--- Input data ---
-------

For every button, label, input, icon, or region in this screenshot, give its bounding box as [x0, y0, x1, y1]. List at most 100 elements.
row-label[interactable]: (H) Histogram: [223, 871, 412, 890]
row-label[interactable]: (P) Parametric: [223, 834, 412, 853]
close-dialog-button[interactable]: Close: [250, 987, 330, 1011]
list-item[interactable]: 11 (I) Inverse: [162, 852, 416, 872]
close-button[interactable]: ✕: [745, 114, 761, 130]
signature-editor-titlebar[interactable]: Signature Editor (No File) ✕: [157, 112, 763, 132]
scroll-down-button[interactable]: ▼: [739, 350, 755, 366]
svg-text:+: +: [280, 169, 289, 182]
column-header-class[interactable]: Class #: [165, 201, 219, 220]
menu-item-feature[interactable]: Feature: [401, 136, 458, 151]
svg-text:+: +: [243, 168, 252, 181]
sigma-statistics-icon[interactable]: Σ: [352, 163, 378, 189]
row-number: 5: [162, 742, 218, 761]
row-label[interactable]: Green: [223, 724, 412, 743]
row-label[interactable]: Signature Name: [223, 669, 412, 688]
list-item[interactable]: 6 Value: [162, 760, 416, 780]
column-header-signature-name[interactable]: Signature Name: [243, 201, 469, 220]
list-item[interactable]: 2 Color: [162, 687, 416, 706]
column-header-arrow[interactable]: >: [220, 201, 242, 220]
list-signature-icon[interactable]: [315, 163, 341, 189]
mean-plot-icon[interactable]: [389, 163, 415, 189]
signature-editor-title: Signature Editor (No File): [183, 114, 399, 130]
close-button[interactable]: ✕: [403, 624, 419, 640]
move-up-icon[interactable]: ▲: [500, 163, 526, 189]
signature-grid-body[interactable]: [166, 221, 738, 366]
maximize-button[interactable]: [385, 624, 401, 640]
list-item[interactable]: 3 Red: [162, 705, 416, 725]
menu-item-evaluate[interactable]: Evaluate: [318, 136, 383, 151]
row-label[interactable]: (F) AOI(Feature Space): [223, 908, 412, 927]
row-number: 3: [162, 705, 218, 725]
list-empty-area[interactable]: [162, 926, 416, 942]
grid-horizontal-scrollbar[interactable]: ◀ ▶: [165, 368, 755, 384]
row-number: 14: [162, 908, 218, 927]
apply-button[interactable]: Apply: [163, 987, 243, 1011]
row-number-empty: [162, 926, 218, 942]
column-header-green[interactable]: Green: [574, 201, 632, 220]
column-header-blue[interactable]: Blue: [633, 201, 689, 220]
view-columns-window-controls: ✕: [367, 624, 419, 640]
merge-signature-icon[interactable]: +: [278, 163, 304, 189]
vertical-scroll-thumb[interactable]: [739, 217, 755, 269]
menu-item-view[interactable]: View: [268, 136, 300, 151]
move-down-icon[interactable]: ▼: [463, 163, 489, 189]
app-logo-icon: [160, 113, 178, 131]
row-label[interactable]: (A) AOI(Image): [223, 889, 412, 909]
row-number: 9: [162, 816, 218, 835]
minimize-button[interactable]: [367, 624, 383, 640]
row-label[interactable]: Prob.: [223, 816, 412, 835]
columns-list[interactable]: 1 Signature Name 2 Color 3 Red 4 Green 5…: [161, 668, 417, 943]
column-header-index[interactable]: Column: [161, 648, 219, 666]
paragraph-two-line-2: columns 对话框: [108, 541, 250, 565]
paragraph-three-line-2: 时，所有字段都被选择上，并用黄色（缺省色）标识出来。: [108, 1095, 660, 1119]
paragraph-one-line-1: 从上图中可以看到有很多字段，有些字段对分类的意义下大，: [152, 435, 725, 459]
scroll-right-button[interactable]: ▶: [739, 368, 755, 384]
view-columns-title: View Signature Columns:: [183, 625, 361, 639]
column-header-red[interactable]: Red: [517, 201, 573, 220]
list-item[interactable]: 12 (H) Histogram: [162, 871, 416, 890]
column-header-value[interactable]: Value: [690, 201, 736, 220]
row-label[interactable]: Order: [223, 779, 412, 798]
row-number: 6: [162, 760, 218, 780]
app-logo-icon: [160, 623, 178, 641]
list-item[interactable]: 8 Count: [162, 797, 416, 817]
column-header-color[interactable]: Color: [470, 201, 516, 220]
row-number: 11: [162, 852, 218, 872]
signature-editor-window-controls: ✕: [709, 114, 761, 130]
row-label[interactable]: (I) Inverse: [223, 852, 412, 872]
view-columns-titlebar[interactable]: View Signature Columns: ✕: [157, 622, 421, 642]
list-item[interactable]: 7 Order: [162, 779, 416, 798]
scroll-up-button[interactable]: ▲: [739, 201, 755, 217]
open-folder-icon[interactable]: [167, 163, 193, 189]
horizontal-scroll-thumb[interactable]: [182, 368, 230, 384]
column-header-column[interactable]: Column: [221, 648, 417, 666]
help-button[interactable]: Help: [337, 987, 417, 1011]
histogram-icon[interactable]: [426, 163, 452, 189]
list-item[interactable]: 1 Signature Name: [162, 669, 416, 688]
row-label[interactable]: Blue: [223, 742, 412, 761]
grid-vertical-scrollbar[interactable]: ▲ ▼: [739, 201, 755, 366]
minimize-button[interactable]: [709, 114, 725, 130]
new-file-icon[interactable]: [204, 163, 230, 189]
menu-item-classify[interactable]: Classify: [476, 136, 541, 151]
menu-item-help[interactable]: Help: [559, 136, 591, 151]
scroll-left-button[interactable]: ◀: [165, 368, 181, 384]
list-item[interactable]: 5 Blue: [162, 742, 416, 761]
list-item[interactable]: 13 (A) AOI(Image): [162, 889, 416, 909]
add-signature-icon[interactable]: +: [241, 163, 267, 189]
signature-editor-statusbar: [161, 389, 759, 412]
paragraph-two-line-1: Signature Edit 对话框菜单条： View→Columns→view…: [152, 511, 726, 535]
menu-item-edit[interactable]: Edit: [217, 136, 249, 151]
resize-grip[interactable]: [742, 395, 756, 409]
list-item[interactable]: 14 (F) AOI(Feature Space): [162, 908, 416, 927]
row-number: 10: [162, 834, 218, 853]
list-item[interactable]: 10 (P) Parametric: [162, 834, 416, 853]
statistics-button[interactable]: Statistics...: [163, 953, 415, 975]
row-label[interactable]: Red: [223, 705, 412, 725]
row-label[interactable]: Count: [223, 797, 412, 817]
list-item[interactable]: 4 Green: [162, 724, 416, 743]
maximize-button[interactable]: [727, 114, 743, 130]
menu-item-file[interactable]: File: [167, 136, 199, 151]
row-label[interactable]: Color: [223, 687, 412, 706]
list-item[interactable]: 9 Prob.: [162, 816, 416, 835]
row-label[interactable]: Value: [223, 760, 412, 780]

-------

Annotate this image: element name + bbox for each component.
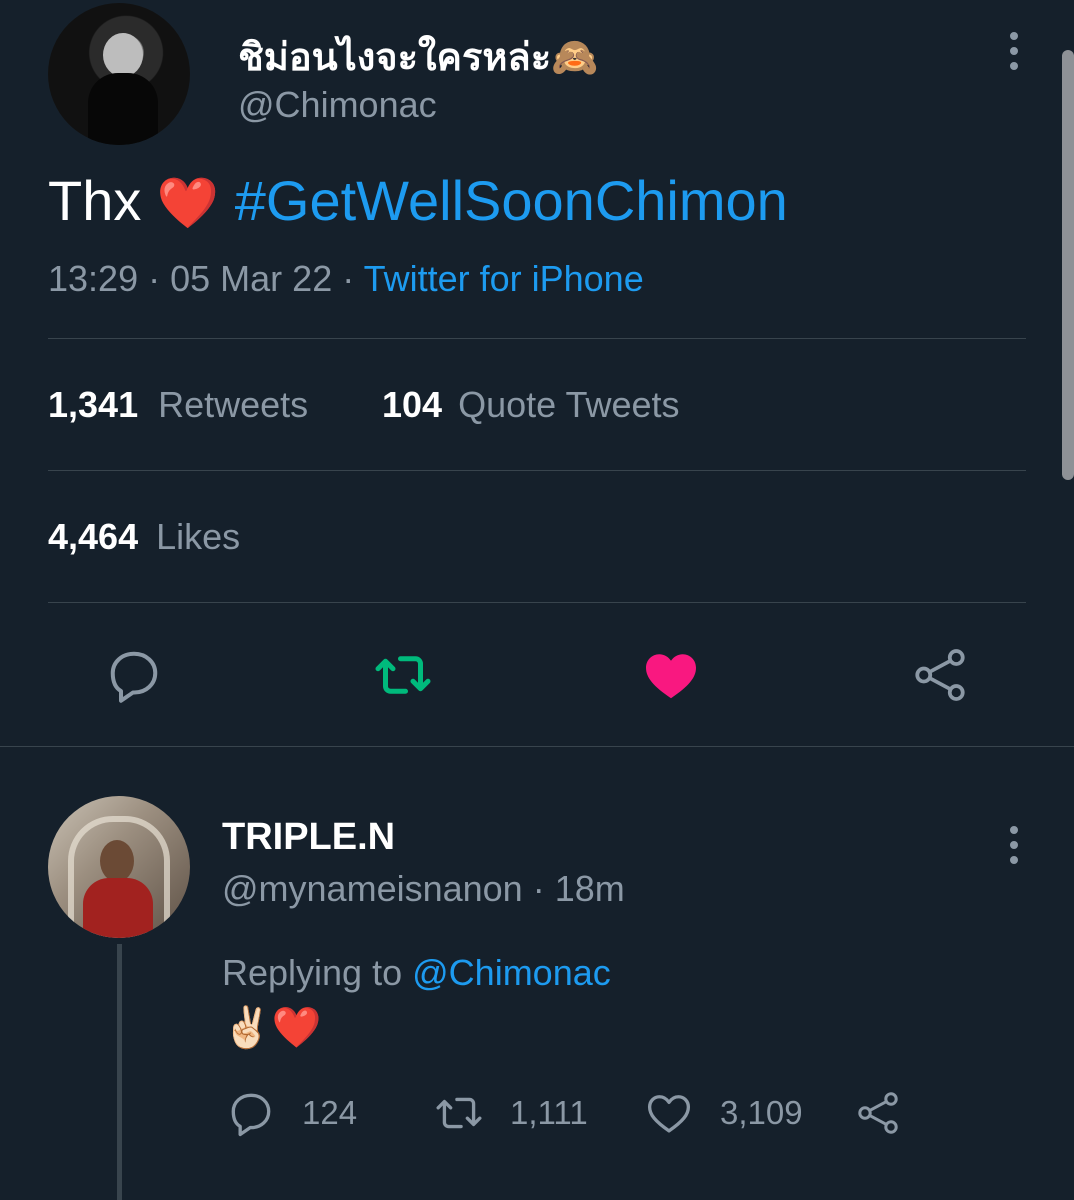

-------

Rewrite the records as a Markdown table with columns Row and Line, starting with the line that contains "For every button, label, input, icon, or" and going on through the line that contains "maximize-button[interactable]: [385, 624, 401, 640]". Number the rows and leave out any blank lines.

| Row | Line |
|---|---|
| 1 | For every button, label, input, icon, or region in this screenshot, give its bounding box as [x0, y0, x1, y1]. List at most 100 elements. |
| 2 | row-label[interactable]: (H) Histogram: [223, 871, 412, 890] |
| 3 | row-label[interactable]: (P) Parametric: [223, 834, 412, 853] |
| 4 | close-dialog-button[interactable]: Close: [250, 987, 330, 1011] |
| 5 | list-item[interactable]: 11 (I) Inverse: [162, 852, 416, 872] |
| 6 | close-button[interactable]: ✕: [745, 114, 761, 130] |
| 7 | signature-editor-titlebar[interactable]: Signature Editor (No File) ✕: [157, 112, 763, 132] |
| 8 | scroll-down-button[interactable]: ▼: [739, 350, 755, 366] |
| 9 | svg-text:+: +: [280, 169, 289, 182] |
| 10 | column-header-class[interactable]: Class #: [165, 201, 219, 220] |
| 11 | menu-item-feature[interactable]: Feature: [401, 136, 458, 151] |
| 12 | svg-text:+: +: [243, 168, 252, 181] |
| 13 | sigma-statistics-icon[interactable]: Σ: [352, 163, 378, 189] |
| 14 | row-number: 5: [162, 742, 218, 761] |
| 15 | row-label[interactable]: Green: [223, 724, 412, 743] |
| 16 | row-label[interactable]: Signature Name: [223, 669, 412, 688] |
| 17 | list-item[interactable]: 6 Value: [162, 760, 416, 780] |
| 18 | column-header-signature-name[interactable]: Signature Name: [243, 201, 469, 220] |
| 19 | list-item[interactable]: 2 Color: [162, 687, 416, 706] |
| 20 | column-header-arrow[interactable]: >: [220, 201, 242, 220] |
| 21 | list-signature-icon[interactable]: [315, 163, 341, 189] |
| 22 | mean-plot-icon[interactable]: [389, 163, 415, 189] |
| 23 | signature-editor-title: Signature Editor (No File): [183, 114, 399, 130] |
| 24 | close-button[interactable]: ✕: [403, 624, 419, 640] |
| 25 | move-up-icon[interactable]: ▲: [500, 163, 526, 189] |
| 26 | signature-grid-body[interactable]: [166, 221, 738, 366] |
| 27 | maximize-button[interactable]: [385, 624, 401, 640] |